### EXTRACTED DATA
· · ·
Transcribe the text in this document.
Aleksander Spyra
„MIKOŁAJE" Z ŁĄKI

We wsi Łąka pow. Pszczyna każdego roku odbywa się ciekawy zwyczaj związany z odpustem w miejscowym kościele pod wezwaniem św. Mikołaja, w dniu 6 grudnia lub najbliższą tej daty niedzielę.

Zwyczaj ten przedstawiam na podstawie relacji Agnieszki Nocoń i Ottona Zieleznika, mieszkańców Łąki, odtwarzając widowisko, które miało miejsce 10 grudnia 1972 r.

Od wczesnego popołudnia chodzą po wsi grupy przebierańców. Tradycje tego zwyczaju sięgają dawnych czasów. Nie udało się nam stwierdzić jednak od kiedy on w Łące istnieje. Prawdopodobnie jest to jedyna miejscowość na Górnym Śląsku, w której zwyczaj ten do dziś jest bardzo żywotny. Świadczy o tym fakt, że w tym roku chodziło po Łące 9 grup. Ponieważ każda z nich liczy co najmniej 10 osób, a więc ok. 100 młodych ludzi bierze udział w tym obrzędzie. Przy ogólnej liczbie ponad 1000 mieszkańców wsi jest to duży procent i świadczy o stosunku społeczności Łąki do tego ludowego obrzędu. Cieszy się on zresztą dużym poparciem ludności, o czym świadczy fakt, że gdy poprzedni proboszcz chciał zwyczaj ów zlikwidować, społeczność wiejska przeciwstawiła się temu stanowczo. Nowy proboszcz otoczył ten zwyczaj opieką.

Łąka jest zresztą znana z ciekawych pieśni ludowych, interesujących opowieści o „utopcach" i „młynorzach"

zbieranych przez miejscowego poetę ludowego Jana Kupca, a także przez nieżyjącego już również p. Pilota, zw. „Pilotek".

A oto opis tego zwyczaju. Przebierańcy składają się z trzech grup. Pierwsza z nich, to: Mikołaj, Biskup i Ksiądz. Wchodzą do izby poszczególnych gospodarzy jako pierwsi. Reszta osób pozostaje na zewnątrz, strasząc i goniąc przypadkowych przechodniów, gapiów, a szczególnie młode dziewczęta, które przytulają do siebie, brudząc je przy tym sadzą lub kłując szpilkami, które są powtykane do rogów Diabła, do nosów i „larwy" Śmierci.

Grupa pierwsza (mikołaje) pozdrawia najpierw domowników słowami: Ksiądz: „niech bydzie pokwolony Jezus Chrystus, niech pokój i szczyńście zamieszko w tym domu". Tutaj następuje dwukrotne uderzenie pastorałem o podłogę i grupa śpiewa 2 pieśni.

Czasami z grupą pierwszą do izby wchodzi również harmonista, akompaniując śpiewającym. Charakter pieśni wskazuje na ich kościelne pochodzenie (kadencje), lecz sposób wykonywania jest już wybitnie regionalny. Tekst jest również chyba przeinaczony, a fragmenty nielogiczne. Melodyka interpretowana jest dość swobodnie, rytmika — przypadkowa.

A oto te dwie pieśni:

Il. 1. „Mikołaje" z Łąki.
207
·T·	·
· · ·
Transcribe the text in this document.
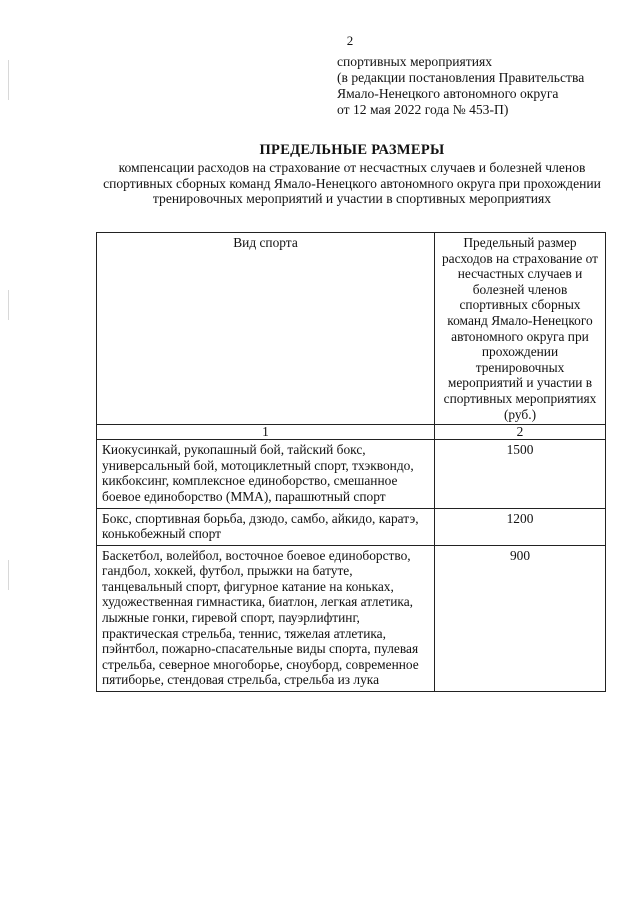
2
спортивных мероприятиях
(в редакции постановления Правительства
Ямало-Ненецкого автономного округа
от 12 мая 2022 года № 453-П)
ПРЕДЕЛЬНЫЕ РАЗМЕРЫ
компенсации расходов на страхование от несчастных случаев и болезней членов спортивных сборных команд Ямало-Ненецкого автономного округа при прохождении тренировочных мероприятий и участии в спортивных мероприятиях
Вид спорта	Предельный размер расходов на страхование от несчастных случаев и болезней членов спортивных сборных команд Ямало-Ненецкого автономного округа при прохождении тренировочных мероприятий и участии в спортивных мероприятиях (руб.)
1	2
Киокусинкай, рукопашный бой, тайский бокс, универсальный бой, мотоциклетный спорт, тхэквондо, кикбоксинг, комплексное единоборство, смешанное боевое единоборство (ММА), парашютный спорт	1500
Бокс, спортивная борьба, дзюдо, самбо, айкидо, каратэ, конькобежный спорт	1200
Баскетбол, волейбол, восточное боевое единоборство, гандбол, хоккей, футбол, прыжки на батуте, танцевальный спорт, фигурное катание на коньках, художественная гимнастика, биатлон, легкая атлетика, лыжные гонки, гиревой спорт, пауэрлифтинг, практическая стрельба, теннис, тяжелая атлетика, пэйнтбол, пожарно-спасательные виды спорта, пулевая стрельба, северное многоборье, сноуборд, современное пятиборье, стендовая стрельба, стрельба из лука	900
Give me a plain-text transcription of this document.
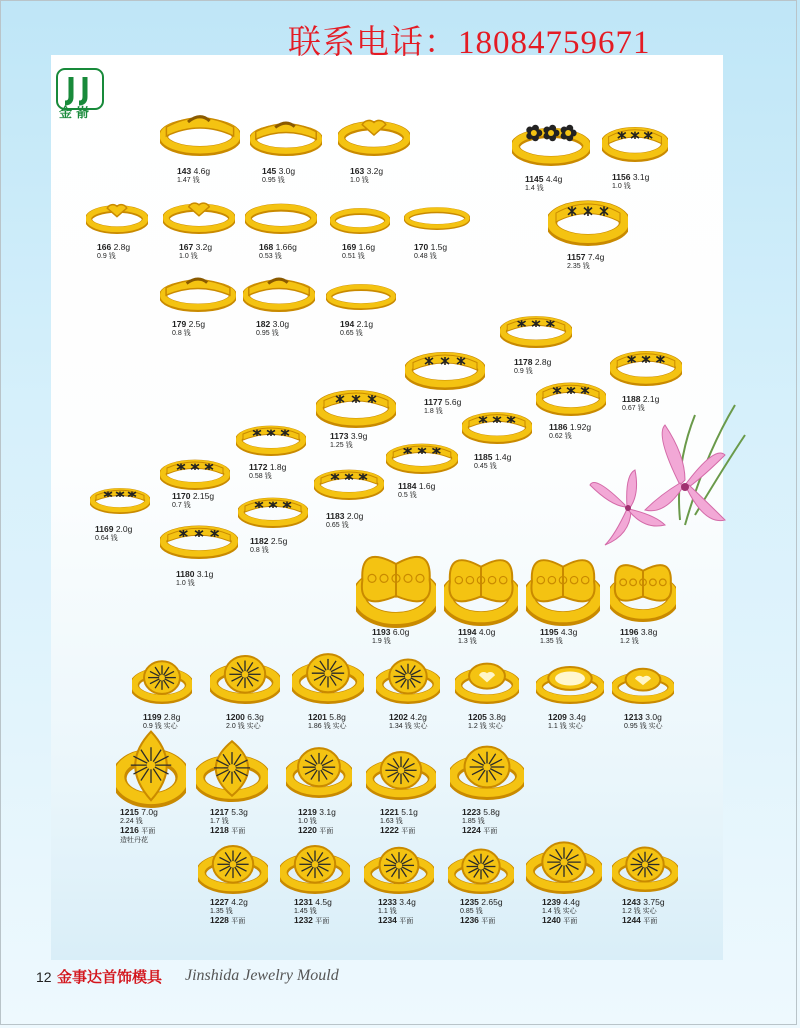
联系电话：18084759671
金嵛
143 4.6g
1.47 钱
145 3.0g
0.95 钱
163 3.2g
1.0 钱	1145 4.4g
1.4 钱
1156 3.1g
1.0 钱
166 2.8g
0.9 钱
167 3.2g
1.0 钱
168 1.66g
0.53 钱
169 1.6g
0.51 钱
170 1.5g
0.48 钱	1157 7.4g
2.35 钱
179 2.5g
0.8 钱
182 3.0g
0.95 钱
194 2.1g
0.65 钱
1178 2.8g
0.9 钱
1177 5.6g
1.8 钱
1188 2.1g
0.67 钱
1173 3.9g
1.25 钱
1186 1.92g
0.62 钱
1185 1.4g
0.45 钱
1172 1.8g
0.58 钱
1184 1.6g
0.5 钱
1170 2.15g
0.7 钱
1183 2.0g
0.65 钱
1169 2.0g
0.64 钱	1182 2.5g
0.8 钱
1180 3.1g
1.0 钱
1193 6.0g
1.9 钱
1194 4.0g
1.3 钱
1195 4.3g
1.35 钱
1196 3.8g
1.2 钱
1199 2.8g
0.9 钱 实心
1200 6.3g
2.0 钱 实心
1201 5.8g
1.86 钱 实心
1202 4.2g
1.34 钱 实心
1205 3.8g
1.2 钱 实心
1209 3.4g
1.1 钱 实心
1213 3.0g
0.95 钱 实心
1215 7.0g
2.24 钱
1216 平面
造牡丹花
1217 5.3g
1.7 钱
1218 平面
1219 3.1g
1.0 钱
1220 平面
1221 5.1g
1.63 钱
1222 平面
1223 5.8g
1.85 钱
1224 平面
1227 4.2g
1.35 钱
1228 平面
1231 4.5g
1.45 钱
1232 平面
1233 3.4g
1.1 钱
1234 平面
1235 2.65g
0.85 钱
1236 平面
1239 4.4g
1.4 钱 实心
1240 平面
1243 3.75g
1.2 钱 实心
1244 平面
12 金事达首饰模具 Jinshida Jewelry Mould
· · ·
### SHORT PROBLEM
Write out every line of the preceding listing that contains "Łąka".

### WRITTEN SOLUTION
We wsi Łąka pow. Pszczyna każdego roku odbywa się ciekawy zwyczaj związany z odpustem w miejscowym kościele pod wezwaniem św. Mikołaja, w dniu 6 grudnia lub najbliższą tej daty niedzielę.
Łąka jest zresztą znana z ciekawych pieśni ludowych, interesujących opowieści o „utopcach" i „młynorzach"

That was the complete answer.